> _Texte extrait_:
********************

Un hommage à Malik Oussekine

Jeudi 7 décembre 2006

Catégorie : A l'Assemblée Nationale

Depuis vingt ans, à chaque manifestation étudiante, le nom de ce jeune homme matraqué à mort par les forces de l’ordre revient dans les esprits. Désormais une plaque commémorative rappellera aux parisiens la mort de Malik Oussekine. Installée devant le numéro 20 de la rue Monsieur-le-Prince (VIème), elle a été inaugurée hier après midi (…) en présence de Bertrand Delanoë et de Sandrine Mazetier adjointe chargée de la vie étudiante (…). Le texte est bref « A la mémoire de Malik Oussekine, étudiant âgé de 22 ans, frappé à mort lors de la manifestation du 6 décembre 1986.

L’initiative a été prise il y a un mois par le sénateur PS David Assouline, l’un des leaders parisiens, à l’époque, des manifestations étudiantes. Le maire de Paris Bertrand Delanoë, de nombreux adjoints, le président de SOS Racisme, Dominique Sopo, une partie de la famille Oussekine… Une foule très compacte et émue qui s’est rassemblée dans la rue étroite devant la plaque posée à même le trottoir. « C’est un message pour signifier qu’il faut toujours être à l’écoute de la jeunesse, ne jamais rompre le dialogue, a déclaré le maire de Paris. L’autre message est plus jamais ça. »

********************

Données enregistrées
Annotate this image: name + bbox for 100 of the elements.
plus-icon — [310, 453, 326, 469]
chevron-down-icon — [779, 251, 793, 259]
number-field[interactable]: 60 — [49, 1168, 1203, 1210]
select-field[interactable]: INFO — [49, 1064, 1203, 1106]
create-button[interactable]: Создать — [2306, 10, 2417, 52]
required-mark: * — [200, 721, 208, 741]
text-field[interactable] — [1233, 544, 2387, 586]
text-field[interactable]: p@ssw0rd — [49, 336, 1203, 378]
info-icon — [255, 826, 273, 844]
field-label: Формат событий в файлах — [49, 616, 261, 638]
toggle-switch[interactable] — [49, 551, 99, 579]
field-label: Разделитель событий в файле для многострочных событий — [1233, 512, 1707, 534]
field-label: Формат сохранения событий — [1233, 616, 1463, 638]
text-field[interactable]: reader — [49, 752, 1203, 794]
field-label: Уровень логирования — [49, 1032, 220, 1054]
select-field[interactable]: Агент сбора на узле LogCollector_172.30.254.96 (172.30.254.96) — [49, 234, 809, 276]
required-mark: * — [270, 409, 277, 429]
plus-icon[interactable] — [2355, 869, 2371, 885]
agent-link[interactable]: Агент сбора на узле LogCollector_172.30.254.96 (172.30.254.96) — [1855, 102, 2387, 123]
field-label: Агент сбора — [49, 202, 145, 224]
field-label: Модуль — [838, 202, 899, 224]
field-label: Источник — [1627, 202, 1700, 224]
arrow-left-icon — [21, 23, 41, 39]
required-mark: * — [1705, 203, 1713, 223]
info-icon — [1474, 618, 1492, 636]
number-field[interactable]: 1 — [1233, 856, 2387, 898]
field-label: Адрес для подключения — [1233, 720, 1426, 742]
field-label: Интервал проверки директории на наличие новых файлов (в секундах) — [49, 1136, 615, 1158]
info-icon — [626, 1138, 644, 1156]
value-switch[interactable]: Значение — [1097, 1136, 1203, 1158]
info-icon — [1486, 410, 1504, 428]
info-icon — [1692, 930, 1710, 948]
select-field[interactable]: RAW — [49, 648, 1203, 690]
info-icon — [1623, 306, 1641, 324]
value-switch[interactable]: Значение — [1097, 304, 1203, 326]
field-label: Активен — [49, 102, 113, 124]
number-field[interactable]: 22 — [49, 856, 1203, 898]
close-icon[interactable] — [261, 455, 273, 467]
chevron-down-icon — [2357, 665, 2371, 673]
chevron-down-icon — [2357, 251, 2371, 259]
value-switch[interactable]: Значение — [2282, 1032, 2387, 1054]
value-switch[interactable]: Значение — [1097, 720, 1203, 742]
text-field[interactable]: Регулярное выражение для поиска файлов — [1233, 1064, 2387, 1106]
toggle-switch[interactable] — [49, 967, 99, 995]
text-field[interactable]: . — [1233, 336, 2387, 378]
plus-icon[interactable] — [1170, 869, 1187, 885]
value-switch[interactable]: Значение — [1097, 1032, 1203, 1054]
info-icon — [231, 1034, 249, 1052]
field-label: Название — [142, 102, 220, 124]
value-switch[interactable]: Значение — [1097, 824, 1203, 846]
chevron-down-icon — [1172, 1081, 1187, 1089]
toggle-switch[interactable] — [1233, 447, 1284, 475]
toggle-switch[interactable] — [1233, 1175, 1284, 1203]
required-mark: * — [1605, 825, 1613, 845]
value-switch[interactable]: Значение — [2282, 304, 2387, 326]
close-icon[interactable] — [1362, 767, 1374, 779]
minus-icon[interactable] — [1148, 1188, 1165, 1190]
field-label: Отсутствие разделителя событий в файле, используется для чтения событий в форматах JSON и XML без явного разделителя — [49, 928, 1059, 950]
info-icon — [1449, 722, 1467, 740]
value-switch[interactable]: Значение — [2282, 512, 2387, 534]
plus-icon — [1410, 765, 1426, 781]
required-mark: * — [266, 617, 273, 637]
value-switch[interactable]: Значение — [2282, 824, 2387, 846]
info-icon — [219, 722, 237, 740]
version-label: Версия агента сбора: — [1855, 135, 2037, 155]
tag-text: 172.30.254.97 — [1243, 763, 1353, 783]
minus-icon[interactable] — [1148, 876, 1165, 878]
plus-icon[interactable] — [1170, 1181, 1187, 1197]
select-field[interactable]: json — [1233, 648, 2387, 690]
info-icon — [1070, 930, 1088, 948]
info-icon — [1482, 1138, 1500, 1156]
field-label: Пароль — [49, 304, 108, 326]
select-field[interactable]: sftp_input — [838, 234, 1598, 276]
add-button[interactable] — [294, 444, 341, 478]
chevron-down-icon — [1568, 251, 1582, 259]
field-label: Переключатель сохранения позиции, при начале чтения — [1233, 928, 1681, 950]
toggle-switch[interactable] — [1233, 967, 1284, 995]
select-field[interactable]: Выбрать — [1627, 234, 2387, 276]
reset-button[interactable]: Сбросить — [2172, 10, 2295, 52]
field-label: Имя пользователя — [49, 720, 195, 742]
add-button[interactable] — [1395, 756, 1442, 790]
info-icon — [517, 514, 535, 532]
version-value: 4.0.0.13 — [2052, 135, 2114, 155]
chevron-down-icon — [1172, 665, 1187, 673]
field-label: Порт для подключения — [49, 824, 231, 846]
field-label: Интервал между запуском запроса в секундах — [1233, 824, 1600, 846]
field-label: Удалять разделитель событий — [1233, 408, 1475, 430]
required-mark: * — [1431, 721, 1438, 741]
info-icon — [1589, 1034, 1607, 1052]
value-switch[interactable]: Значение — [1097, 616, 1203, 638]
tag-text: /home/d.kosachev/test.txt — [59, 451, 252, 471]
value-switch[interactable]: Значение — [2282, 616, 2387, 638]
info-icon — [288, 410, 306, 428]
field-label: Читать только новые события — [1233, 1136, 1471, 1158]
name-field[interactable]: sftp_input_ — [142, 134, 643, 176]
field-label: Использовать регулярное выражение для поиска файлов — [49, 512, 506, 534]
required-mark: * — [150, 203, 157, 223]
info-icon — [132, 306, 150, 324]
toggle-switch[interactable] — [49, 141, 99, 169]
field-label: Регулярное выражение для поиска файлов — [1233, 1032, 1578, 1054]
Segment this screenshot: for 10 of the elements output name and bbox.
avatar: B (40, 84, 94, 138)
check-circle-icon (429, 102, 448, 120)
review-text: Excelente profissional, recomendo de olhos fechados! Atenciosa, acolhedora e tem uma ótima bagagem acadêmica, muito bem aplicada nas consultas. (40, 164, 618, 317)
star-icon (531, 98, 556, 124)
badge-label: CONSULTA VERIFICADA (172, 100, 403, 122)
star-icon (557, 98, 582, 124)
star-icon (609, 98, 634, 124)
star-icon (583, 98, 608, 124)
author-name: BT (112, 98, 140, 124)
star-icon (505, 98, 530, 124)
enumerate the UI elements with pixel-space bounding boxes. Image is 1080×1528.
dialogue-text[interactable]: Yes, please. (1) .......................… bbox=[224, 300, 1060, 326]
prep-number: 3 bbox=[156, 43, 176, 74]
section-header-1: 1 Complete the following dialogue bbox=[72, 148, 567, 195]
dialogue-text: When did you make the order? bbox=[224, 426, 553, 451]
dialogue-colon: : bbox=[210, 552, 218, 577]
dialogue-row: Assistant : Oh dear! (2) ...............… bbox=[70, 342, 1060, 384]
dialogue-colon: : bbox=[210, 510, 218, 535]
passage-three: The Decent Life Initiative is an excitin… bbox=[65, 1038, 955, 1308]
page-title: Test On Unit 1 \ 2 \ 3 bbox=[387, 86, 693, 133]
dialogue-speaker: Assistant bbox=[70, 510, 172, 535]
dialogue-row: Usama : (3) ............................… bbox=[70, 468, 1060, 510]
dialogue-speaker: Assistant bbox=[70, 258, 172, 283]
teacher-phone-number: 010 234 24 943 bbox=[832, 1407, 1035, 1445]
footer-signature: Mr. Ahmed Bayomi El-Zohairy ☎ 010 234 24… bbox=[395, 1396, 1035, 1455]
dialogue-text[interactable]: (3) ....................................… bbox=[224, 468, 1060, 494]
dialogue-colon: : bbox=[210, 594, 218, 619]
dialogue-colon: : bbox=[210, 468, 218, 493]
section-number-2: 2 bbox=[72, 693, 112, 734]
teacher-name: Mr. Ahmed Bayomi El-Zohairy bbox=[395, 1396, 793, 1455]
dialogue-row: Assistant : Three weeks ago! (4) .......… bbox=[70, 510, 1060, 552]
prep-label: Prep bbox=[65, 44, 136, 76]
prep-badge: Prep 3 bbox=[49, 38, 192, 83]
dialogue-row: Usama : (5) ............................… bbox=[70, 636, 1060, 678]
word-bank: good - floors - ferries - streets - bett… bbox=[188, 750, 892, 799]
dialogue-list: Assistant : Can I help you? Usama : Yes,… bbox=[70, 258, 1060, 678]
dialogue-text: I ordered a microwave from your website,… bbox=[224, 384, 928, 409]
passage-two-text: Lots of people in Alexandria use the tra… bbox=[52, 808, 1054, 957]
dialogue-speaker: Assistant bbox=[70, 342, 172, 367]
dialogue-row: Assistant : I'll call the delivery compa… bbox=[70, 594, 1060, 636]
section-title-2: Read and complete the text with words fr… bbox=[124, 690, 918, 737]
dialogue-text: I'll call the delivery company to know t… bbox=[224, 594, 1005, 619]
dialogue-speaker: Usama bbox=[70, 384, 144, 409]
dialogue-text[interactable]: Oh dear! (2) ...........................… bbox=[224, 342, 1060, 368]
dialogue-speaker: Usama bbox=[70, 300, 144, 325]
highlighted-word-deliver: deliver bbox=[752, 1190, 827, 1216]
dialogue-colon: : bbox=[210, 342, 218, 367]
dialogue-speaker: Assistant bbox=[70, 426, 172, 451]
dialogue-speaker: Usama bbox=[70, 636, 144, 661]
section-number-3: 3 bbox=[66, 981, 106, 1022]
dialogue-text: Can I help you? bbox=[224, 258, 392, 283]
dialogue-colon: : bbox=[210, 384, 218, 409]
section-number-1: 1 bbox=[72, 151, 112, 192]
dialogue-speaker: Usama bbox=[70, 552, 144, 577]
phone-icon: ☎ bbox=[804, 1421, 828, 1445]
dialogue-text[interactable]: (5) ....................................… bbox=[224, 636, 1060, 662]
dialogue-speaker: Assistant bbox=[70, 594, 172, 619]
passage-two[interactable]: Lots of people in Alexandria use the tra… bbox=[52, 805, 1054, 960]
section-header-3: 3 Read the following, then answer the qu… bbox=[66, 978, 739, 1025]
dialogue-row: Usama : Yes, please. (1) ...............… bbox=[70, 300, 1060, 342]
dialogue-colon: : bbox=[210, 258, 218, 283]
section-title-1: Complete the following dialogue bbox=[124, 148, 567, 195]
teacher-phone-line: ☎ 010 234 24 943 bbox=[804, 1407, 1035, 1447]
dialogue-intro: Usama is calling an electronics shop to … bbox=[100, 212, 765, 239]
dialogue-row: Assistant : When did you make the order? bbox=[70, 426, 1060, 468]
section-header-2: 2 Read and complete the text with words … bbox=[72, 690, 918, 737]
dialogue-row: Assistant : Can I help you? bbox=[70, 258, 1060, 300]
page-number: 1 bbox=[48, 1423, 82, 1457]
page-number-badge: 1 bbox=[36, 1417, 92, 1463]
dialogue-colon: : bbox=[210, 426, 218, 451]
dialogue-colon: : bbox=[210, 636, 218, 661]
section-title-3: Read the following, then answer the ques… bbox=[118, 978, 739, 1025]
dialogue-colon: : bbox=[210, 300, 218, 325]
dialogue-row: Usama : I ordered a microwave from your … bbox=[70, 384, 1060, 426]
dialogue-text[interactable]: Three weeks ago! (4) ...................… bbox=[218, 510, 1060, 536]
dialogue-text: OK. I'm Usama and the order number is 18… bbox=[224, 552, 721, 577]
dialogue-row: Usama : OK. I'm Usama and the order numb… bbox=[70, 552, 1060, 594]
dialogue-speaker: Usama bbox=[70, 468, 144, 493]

********************

> _Travail à faire_:
a: Répondez aux questions suivantes à partir du texte sur Malik Oussekine.
(i) Devant quel numéro de la rue Monsieur-le-Prince la plaque est-elle installée ?
(ii) Qui a pris l'initiative de cette plaque ?
(iii) Quel âge avait Malik Oussekine selon le texte de la plaque ?
b: Rédigez la suite du texte sur Malik Oussekine à partir de sa dernière phrase.

> _Corrigé des exercices_:
a:
(i) Devant le numéro 20.
(ii) Le sénateur PS David Assouline.
(iii) 22 ans.

b:
Malik Oussekine, étudiant d’origine algérienne et sans histoire, avait été matraqué par deux policiers voltigeurs – une brigade à moto – à l’issue d’une manifestation étudiante contre la loi Devaquet qui voulait instaurer une sélection à l’entrée de l’université. Le jeune homme, qui souffrait de déficience rénale, est décédée sous les coups. Le lendemain le ministre délégué à l’Enseignement supérieur démissionnait. « Ce drame fait partie de l’histoire de Paris et il ne faut surtout pas l’oublier », explique David Assouline.

«Même après vingt ans, cette plaque représente beaucoup pour nous, chuchote une des cousines de Malik Oussekine. Nous venions déjà ici tous les ans déposer des fleurs, maintenant il y aura une vraie trace de cette tragédie. Personne ne pourra l’ignorer. » « J’ai longtemps attendu ce moment, renchérit Amar, le frère de Malik. D’un point de vue personnel, c’est très important. Mais cette plaque devra aussi être un moyen de na pas oublier toutes les violences policières qui ont lieu en France.»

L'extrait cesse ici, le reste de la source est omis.